▶ Extracted data entries

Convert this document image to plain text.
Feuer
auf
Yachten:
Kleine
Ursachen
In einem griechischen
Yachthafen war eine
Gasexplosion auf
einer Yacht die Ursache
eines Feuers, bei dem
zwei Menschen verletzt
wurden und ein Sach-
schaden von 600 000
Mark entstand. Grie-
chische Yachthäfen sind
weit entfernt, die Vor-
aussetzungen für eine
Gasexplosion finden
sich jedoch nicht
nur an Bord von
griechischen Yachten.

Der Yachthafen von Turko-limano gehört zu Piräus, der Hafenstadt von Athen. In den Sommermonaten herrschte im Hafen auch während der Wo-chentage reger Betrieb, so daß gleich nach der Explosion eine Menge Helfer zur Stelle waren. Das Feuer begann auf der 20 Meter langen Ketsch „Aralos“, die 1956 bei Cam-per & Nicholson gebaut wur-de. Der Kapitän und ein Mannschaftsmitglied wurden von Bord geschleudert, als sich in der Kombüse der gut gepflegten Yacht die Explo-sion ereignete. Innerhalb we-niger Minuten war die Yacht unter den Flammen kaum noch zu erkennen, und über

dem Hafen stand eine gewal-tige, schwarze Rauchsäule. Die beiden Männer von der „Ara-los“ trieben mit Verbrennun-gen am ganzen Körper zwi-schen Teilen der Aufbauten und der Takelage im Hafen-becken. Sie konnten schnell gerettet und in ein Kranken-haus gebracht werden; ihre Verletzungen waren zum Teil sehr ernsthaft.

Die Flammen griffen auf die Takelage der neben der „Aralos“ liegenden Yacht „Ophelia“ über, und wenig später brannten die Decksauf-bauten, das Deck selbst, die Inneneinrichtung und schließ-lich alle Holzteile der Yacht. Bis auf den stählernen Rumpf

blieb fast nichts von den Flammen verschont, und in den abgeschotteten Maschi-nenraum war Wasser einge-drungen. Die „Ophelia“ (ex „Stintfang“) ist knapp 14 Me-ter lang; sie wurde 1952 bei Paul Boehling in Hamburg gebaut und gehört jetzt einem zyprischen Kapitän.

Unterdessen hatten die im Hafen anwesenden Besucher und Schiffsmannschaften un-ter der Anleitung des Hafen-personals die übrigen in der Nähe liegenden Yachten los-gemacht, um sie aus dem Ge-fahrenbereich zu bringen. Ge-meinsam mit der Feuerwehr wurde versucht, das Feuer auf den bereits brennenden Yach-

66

▶ Aim of the exercise
Reply with nothing except the number of lines in the listing above that include the string "Gasexplosion".

▶ Solved problem
2